> [Exercise goal]: Transcribe the lines below verbatim, skipping the images.

> [Information supplied]:
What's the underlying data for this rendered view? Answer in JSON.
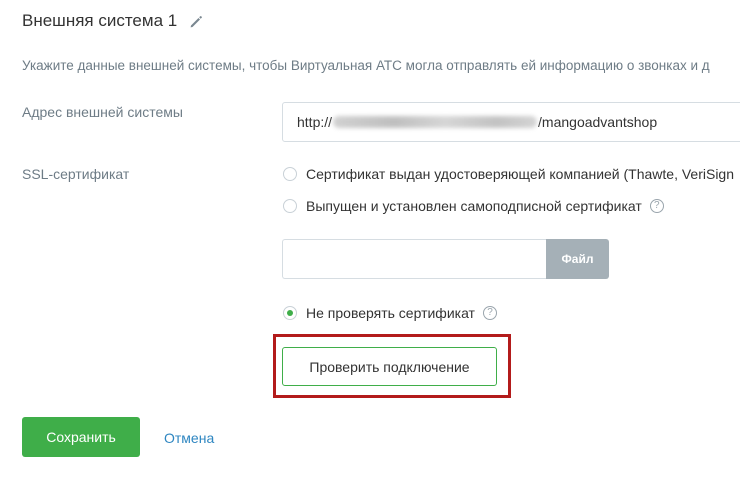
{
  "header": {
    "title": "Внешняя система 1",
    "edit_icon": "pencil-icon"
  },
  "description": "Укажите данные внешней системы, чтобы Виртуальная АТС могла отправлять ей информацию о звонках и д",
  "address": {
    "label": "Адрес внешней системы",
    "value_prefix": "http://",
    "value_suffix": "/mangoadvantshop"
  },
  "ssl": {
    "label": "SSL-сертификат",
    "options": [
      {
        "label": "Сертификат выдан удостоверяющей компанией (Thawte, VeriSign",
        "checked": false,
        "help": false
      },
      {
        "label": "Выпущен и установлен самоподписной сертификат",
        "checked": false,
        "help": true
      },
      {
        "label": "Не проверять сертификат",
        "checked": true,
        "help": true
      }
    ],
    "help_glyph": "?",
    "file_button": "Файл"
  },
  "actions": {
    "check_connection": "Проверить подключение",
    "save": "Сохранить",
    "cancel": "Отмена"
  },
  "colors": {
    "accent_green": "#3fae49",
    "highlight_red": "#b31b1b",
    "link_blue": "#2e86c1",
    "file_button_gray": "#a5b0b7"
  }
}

> [Answer to this exercise]:
What's the underlying data for this rendered view? Answer in JSON.
{
  "header": {
    "title": "Внешняя система 1",
    "edit_icon": "pencil-icon"
  },
  "description": "Укажите данные внешней системы, чтобы Виртуальная АТС могла отправлять ей информацию о звонках и д",
  "address": {
    "label": "Адрес внешней системы",
    "value_prefix": "http://",
    "value_suffix": "/mangoadvantshop"
  },
  "ssl": {
    "label": "SSL-сертификат",
    "options": [
      {
        "label": "Сертификат выдан удостоверяющей компанией (Thawte, VeriSign",
        "checked": false,
        "help": false
      },
      {
        "label": "Выпущен и установлен самоподписной сертификат",
        "checked": false,
        "help": true
      },
      {
        "label": "Не проверять сертификат",
        "checked": true,
        "help": true
      }
    ],
    "help_glyph": "?",
    "file_button": "Файл"
  },
  "actions": {
    "check_connection": "Проверить подключение",
    "save": "Сохранить",
    "cancel": "Отмена"
  },
  "colors": {
    "accent_green": "#3fae49",
    "highlight_red": "#b31b1b",
    "link_blue": "#2e86c1",
    "file_button_gray": "#a5b0b7"
  }
}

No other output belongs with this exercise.